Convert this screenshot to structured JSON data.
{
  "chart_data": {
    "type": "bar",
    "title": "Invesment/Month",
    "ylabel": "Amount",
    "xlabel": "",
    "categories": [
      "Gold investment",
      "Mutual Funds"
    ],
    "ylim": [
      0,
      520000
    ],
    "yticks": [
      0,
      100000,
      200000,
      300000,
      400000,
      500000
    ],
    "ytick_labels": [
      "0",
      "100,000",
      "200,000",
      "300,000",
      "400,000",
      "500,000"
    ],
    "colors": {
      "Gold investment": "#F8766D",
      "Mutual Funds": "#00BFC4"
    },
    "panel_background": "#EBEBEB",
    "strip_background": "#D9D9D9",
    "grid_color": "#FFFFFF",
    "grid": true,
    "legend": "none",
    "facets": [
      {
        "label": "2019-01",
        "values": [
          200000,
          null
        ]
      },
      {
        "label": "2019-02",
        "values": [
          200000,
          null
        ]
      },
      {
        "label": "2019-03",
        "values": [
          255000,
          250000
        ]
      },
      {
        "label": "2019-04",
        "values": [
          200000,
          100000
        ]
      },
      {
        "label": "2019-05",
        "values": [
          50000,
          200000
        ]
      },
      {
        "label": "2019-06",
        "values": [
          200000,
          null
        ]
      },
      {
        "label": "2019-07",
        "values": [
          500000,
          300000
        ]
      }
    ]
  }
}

**Your task**
Your task is to gather all lines from the entries above that hold the word "investment".

**Response for this exercise**
      "Gold investment",
      "Gold investment": "#F8766D",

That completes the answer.